Copy the listing below line for line, changing nothing.

◇ ◇ ◇

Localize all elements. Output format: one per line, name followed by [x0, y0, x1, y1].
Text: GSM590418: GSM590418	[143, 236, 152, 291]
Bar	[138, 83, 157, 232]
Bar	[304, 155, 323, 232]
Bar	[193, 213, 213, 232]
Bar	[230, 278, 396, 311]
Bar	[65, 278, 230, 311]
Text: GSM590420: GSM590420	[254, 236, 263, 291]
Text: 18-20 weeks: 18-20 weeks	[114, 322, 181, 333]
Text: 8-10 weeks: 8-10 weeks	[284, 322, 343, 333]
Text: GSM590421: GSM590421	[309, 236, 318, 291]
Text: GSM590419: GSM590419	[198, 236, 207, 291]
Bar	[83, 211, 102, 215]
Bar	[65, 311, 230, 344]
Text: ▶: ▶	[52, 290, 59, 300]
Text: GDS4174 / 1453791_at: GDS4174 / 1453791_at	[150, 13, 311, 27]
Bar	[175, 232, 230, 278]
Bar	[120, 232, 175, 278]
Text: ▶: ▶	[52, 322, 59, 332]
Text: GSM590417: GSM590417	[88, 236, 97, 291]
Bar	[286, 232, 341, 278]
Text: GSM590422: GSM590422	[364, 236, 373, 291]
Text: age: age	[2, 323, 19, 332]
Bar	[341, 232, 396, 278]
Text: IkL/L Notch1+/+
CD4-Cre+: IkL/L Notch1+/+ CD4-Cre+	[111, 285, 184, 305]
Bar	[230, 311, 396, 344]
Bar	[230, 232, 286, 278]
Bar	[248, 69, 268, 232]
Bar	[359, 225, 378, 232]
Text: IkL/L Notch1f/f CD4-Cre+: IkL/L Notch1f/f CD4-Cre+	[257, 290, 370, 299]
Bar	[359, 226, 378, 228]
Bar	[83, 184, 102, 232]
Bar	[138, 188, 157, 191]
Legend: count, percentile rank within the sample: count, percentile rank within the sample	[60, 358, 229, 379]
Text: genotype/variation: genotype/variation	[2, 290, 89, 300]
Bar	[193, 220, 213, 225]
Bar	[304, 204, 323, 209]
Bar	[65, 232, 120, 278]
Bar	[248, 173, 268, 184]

◇ ◇ ◇

Right answer ::
Localize all elements. Output format: one per line, name followed by [x0, y0, x1, y1].
Text: GSM590418: GSM590418	[143, 236, 152, 291]
Bar	[138, 83, 157, 232]
Bar	[304, 155, 323, 232]
Bar	[193, 213, 213, 232]
Bar	[230, 278, 396, 311]
Bar	[65, 278, 230, 311]
Text: GSM590420: GSM590420	[254, 236, 263, 291]
Text: 18-20 weeks: 18-20 weeks	[114, 322, 181, 333]
Text: 8-10 weeks: 8-10 weeks	[284, 322, 343, 333]
Text: GSM590421: GSM590421	[309, 236, 318, 291]
Text: GSM590419: GSM590419	[198, 236, 207, 291]
Bar	[83, 211, 102, 215]
Bar	[65, 311, 230, 344]
Text: ▶: ▶	[52, 290, 59, 300]
Text: GDS4174 / 1453791_at: GDS4174 / 1453791_at	[150, 13, 311, 27]
Bar	[175, 232, 230, 278]
Bar	[120, 232, 175, 278]
Text: ▶: ▶	[52, 322, 59, 332]
Text: GSM590417: GSM590417	[88, 236, 97, 291]
Bar	[286, 232, 341, 278]
Text: GSM590422: GSM590422	[364, 236, 373, 291]
Text: age: age	[2, 323, 19, 332]
Bar	[341, 232, 396, 278]
Text: IkL/L Notch1+/+
CD4-Cre+: IkL/L Notch1+/+ CD4-Cre+	[111, 285, 184, 305]
Bar	[230, 311, 396, 344]
Bar	[230, 232, 286, 278]
Bar	[248, 69, 268, 232]
Bar	[359, 225, 378, 232]
Text: IkL/L Notch1f/f CD4-Cre+: IkL/L Notch1f/f CD4-Cre+	[257, 290, 370, 299]
Bar	[359, 226, 378, 228]
Bar	[83, 184, 102, 232]
Bar	[138, 188, 157, 191]
Legend: count, percentile rank within the sample: count, percentile rank within the sample	[60, 358, 229, 379]
Text: genotype/variation: genotype/variation	[2, 290, 89, 300]
Bar	[193, 220, 213, 225]
Bar	[304, 204, 323, 209]
Bar	[65, 232, 120, 278]
Bar	[248, 173, 268, 184]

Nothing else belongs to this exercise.